_Work to complete:_ Rewrite everything in the entries below, from the first line down to the line that contains "bar <box>454 249 504 264</box>", replacing "Disruptive tech skills" with "Emerging tech skills" and leaving the rest unchanged.

━━ Available records

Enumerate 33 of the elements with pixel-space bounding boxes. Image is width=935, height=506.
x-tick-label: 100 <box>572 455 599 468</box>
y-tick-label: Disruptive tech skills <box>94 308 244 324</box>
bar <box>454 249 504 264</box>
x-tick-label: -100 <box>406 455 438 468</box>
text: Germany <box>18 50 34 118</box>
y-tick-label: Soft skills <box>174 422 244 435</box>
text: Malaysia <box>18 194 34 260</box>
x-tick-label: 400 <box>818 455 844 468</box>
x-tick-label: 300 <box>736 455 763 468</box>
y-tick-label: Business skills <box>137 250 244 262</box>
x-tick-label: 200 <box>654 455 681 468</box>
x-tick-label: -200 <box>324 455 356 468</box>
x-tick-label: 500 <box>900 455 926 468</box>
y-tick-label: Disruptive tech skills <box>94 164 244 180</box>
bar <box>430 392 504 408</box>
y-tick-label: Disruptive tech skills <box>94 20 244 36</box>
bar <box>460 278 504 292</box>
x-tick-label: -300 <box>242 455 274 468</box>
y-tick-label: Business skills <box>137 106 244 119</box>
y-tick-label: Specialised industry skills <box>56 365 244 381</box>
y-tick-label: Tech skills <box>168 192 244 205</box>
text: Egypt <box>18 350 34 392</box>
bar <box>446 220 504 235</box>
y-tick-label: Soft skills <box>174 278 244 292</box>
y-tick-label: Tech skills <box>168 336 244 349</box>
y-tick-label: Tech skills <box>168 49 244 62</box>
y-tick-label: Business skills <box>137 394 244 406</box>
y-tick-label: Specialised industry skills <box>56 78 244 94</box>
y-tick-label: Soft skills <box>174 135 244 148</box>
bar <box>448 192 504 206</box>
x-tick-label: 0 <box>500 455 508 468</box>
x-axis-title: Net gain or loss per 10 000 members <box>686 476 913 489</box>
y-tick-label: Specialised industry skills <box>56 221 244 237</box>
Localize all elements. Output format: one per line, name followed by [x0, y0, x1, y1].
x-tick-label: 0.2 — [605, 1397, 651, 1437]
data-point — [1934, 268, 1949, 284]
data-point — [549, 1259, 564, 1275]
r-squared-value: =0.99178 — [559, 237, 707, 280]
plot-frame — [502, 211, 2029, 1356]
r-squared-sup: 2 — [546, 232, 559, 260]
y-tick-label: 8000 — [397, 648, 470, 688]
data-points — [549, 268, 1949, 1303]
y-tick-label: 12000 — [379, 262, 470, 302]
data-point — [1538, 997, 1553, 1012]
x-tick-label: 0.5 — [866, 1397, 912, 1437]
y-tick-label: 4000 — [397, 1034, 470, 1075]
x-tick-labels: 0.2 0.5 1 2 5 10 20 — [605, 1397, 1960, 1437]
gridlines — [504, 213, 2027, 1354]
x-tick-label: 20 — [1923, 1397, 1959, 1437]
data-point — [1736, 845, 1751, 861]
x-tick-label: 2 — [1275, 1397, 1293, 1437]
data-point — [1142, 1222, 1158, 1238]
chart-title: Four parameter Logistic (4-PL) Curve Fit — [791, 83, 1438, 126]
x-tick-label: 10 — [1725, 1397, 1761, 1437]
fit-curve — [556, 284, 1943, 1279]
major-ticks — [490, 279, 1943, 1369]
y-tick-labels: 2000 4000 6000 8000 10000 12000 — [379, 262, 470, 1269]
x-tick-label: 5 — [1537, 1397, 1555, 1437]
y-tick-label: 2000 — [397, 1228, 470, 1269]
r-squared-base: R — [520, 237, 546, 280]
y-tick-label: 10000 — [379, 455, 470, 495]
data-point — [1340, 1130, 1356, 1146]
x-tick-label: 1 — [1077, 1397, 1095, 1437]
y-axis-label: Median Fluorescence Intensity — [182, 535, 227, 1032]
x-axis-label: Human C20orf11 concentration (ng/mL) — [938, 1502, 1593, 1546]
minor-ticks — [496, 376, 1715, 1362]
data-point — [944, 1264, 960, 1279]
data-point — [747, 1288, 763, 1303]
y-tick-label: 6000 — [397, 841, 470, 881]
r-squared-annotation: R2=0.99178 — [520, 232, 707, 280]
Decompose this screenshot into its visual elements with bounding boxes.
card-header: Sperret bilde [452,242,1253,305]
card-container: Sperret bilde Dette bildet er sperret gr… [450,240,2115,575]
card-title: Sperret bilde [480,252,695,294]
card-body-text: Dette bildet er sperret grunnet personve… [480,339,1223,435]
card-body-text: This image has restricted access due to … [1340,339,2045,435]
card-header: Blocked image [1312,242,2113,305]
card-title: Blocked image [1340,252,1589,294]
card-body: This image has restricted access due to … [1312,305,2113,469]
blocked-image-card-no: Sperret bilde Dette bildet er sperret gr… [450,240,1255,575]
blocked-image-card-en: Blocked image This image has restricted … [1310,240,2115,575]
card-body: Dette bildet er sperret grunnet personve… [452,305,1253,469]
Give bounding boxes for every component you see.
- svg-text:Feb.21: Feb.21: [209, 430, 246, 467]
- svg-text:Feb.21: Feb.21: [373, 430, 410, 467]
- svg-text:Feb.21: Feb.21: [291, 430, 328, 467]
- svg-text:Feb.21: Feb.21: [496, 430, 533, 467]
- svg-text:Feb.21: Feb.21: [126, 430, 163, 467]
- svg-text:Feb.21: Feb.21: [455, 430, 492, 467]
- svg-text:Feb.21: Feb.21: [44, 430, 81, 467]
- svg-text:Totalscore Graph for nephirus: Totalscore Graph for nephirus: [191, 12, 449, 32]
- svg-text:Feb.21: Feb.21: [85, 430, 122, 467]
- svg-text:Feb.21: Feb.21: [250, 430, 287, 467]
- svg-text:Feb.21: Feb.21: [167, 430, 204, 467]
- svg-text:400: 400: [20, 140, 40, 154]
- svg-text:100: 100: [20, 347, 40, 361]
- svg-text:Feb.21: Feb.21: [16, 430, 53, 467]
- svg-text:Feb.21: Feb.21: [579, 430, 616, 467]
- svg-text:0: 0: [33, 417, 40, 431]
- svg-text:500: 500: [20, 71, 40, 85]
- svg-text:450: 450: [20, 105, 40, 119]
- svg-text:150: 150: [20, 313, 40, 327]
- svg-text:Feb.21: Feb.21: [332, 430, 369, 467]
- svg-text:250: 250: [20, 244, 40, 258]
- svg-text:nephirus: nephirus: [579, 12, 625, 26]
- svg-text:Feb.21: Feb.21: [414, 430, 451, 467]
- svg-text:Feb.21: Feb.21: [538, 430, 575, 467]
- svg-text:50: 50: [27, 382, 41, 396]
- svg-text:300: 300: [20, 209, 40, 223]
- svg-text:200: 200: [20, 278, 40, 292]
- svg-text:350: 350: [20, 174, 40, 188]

━━━━

_Full solution:_
Enumerate 33 of the elements with pixel-space bounding boxes. Image is width=935, height=506.
x-tick-label: 100 <box>572 455 599 468</box>
y-tick-label: Emerging tech skills <box>94 308 244 324</box>
bar <box>454 249 504 264</box>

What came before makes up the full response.